Compito 1 » Nel brano sul cinema in Alto Sangro, in quale giorno è uscito nelle sale italiane il film Un mondo a parte?
Compito 2 » Riporta dal brano sul cinema in Alto Sangro il passo compreso tra "C’era una volta" e "costa morire (1968).", estremi inclusi.

:: Brano fornito ::

C’era una volta il West in Alto Sangro. Ricordi del passato cinematografico di Opi e Pescasseroli tra gli anni Cinquanta e Sessanta del secolo scorso
|Poco più di un anno fa, il 28 marzo del 2024, nelle sale cinematografiche italiane usciva Un mondo a parte, il film del regista Riccardo Milani che ha mostrato a più di un milione di persone le bellezze naturali, i paesi e gli abitanti del Parco Nazionale d’Abruzzo, Lazio e Molise. L’incontro tra i paesi del Parco e il mondo del cinema non risale però all’anno scorso, ma è più antico. Difatti, il presente articolo intende ricordare quattro film che furono girati tra i suggestivi territori di Opi, Pescasseroli, Bisegna e Scanno tra il 1948 e il 1968: Il cavaliere misterioso (1948), Uomini e lupi (1957), Annibale (1959) e Quanto costa morire (1968).

:::
:: Estratto dei dati ::

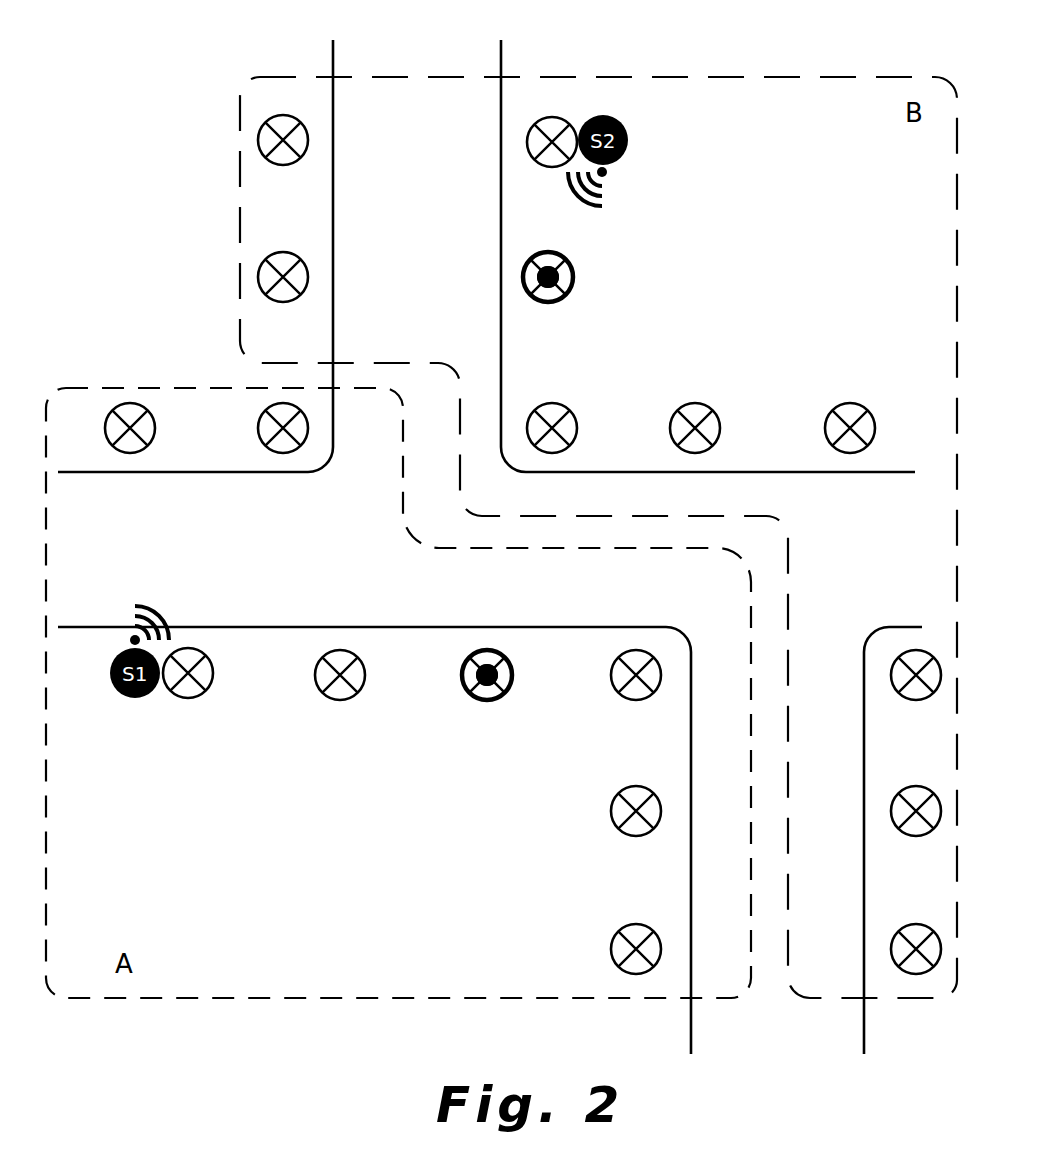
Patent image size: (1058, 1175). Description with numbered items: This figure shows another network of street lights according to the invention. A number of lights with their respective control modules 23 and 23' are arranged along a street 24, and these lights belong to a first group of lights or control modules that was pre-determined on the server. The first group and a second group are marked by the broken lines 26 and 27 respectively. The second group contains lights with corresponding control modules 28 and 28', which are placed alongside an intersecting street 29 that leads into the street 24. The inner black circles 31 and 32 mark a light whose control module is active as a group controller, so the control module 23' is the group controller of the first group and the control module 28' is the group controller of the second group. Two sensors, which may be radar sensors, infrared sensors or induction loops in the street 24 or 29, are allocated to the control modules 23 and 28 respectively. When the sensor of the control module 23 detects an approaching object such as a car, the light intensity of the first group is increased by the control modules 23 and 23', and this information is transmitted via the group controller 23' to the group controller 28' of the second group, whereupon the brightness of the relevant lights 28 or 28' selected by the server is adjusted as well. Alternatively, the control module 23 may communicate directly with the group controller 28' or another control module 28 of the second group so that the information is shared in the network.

:::

Risultato corretto 1 » Il 28 marzo 2024.

Risultato corretto 2 »
C’era una volta il West in Alto Sangro. Ricordi del passato cinematografico di Opi e Pescasseroli tra gli anni Cinquanta e Sessanta del secolo scorso
|Poco più di un anno fa, il 28 marzo del 2024, nelle sale cinematografiche italiane usciva Un mondo a parte, il film del regista Riccardo Milani che ha mostrato a più di un milione di persone le bellezze naturali, i paesi e gli abitanti del Parco Nazionale d’Abruzzo, Lazio e Molise. L’incontro tra i paesi del Parco e il mondo del cinema non risale però all’anno scorso, ma è più antico. Difatti, il presente articolo intende ricordare quattro film che furono girati tra i suggestivi territori di Opi, Pescasseroli, Bisegna e Scanno tra il 1948 e il 1968: Il cavaliere misterioso (1948), Uomini e lupi (1957), Annibale (1959) e Quanto costa morire (1968).